-- START Supplied entries --
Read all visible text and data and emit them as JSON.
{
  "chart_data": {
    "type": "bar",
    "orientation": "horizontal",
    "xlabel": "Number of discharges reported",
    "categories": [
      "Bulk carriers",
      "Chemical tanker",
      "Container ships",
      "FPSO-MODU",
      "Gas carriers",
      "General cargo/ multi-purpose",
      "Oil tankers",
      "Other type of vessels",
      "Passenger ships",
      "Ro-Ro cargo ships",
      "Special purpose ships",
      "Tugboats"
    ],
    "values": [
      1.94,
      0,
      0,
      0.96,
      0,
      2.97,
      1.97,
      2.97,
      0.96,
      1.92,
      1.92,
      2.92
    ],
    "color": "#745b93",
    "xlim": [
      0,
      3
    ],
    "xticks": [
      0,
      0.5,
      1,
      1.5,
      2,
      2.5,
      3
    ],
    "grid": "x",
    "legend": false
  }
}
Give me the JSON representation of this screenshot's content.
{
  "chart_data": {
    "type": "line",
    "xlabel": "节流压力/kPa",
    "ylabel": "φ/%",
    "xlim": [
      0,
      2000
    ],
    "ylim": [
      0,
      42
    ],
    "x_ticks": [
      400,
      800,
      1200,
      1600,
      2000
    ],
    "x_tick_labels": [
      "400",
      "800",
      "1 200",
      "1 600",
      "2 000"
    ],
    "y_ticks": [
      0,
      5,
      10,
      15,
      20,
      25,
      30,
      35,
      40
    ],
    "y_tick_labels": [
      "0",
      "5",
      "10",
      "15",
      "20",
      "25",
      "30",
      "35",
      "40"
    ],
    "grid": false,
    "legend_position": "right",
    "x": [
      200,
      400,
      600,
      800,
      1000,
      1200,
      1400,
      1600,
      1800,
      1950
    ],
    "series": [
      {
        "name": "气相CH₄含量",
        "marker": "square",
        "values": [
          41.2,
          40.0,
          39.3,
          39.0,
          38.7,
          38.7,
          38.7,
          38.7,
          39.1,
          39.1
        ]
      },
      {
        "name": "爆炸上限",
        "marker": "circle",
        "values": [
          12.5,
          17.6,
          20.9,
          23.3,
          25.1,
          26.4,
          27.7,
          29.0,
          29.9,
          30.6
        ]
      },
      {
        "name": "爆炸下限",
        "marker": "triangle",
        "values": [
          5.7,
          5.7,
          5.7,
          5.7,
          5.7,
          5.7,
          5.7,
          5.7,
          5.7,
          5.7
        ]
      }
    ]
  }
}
-- END Supplied entries --
All of the entries need to be reproduced exactly; please write them out.

Read all visible text and data and emit them as JSON.
{
  "chart_data": {
    "type": "bar",
    "orientation": "horizontal",
    "xlabel": "Number of discharges reported",
    "categories": [
      "Bulk carriers",
      "Chemical tanker",
      "Container ships",
      "FPSO-MODU",
      "Gas carriers",
      "General cargo/ multi-purpose",
      "Oil tankers",
      "Other type of vessels",
      "Passenger ships",
      "Ro-Ro cargo ships",
      "Special purpose ships",
      "Tugboats"
    ],
    "values": [
      1.94,
      0,
      0,
      0.96,
      0,
      2.97,
      1.97,
      2.97,
      0.96,
      1.92,
      1.92,
      2.92
    ],
    "color": "#745b93",
    "xlim": [
      0,
      3
    ],
    "xticks": [
      0,
      0.5,
      1,
      1.5,
      2,
      2.5,
      3
    ],
    "grid": "x",
    "legend": false
  }
}
Give me the JSON representation of this screenshot's content.
{
  "chart_data": {
    "type": "line",
    "xlabel": "节流压力/kPa",
    "ylabel": "φ/%",
    "xlim": [
      0,
      2000
    ],
    "ylim": [
      0,
      42
    ],
    "x_ticks": [
      400,
      800,
      1200,
      1600,
      2000
    ],
    "x_tick_labels": [
      "400",
      "800",
      "1 200",
      "1 600",
      "2 000"
    ],
    "y_ticks": [
      0,
      5,
      10,
      15,
      20,
      25,
      30,
      35,
      40
    ],
    "y_tick_labels": [
      "0",
      "5",
      "10",
      "15",
      "20",
      "25",
      "30",
      "35",
      "40"
    ],
    "grid": false,
    "legend_position": "right",
    "x": [
      200,
      400,
      600,
      800,
      1000,
      1200,
      1400,
      1600,
      1800,
      1950
    ],
    "series": [
      {
        "name": "气相CH₄含量",
        "marker": "square",
        "values": [
          41.2,
          40.0,
          39.3,
          39.0,
          38.7,
          38.7,
          38.7,
          38.7,
          39.1,
          39.1
        ]
      },
      {
        "name": "爆炸上限",
        "marker": "circle",
        "values": [
          12.5,
          17.6,
          20.9,
          23.3,
          25.1,
          26.4,
          27.7,
          29.0,
          29.9,
          30.6
        ]
      },
      {
        "name": "爆炸下限",
        "marker": "triangle",
        "values": [
          5.7,
          5.7,
          5.7,
          5.7,
          5.7,
          5.7,
          5.7,
          5.7,
          5.7,
          5.7
        ]
      }
    ]
  }
}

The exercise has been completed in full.